(Dataset excerpt)
(begin)
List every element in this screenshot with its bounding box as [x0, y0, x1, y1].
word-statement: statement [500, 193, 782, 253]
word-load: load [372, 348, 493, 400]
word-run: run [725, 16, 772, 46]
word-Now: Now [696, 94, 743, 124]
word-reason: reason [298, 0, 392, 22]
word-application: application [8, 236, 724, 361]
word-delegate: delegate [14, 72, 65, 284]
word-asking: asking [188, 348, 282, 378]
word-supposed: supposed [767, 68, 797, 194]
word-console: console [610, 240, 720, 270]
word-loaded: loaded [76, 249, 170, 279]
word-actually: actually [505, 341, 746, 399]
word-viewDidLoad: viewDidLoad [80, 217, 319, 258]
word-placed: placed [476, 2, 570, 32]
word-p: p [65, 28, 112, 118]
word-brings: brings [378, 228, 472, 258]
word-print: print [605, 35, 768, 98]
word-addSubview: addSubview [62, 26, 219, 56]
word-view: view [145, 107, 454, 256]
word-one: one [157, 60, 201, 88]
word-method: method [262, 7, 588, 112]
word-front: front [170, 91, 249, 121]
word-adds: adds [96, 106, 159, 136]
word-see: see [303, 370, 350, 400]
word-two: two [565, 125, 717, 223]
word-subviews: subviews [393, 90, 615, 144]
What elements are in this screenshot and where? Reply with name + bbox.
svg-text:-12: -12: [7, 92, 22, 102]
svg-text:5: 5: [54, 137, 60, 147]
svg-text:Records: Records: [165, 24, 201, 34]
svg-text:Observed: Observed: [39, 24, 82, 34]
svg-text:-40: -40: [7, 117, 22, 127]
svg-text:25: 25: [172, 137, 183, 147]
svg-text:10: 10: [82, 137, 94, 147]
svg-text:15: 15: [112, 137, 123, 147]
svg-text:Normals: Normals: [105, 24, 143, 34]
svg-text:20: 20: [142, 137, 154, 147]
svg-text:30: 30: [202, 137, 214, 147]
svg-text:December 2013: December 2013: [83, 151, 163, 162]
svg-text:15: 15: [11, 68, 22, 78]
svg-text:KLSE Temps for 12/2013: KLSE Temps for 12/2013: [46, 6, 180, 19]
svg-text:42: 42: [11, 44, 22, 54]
(end)
# Goal
Render every row above as a Markdown table with the columns Line and Content, giving each row's number in Line and its full text in Content, and leave out any blank lines.

# Correct output
| Line | Content |
|---|---|
| 1 | List every element in this screenshot with its bounding box as [x0, y0, x1, y1]. |
| 2 | word-statement: statement [500, 193, 782, 253] |
| 3 | word-load: load [372, 348, 493, 400] |
| 4 | word-run: run [725, 16, 772, 46] |
| 5 | word-Now: Now [696, 94, 743, 124] |
| 6 | word-reason: reason [298, 0, 392, 22] |
| 7 | word-application: application [8, 236, 724, 361] |
| 8 | word-delegate: delegate [14, 72, 65, 284] |
| 9 | word-asking: asking [188, 348, 282, 378] |
| 10 | word-supposed: supposed [767, 68, 797, 194] |
| 11 | word-console: console [610, 240, 720, 270] |
| 12 | word-loaded: loaded [76, 249, 170, 279] |
| 13 | word-actually: actually [505, 341, 746, 399] |
| 14 | word-viewDidLoad: viewDidLoad [80, 217, 319, 258] |
| 15 | word-placed: placed [476, 2, 570, 32] |
| 16 | word-p: p [65, 28, 112, 118] |
| 17 | word-brings: brings [378, 228, 472, 258] |
| 18 | word-print: print [605, 35, 768, 98] |
| 19 | word-addSubview: addSubview [62, 26, 219, 56] |
| 20 | word-view: view [145, 107, 454, 256] |
| 21 | word-one: one [157, 60, 201, 88] |
| 22 | word-method: method [262, 7, 588, 112] |
| 23 | word-front: front [170, 91, 249, 121] |
| 24 | word-adds: adds [96, 106, 159, 136] |
| 25 | word-see: see [303, 370, 350, 400] |
| 26 | word-two: two [565, 125, 717, 223] |
| 27 | word-subviews: subviews [393, 90, 615, 144] |
| 28 | What elements are in this screenshot and where? Reply with name + bbox. |
| 29 | svg-text:-12: -12: [7, 92, 22, 102] |
| 30 | svg-text:5: 5: [54, 137, 60, 147] |
| 31 | svg-text:Records: Records: [165, 24, 201, 34] |
| 32 | svg-text:Observed: Observed: [39, 24, 82, 34] |
| 33 | svg-text:-40: -40: [7, 117, 22, 127] |
| 34 | svg-text:25: 25: [172, 137, 183, 147] |
| 35 | svg-text:10: 10: [82, 137, 94, 147] |
| 36 | svg-text:15: 15: [112, 137, 123, 147] |
| 37 | svg-text:Normals: Normals: [105, 24, 143, 34] |
| 38 | svg-text:20: 20: [142, 137, 154, 147] |
| 39 | svg-text:30: 30: [202, 137, 214, 147] |
| 40 | svg-text:December 2013: December 2013: [83, 151, 163, 162] |
| 41 | svg-text:15: 15: [11, 68, 22, 78] |
| 42 | svg-text:KLSE Temps for 12/2013: KLSE Temps for 12/2013: [46, 6, 180, 19] |
| 43 | svg-text:42: 42: [11, 44, 22, 54] |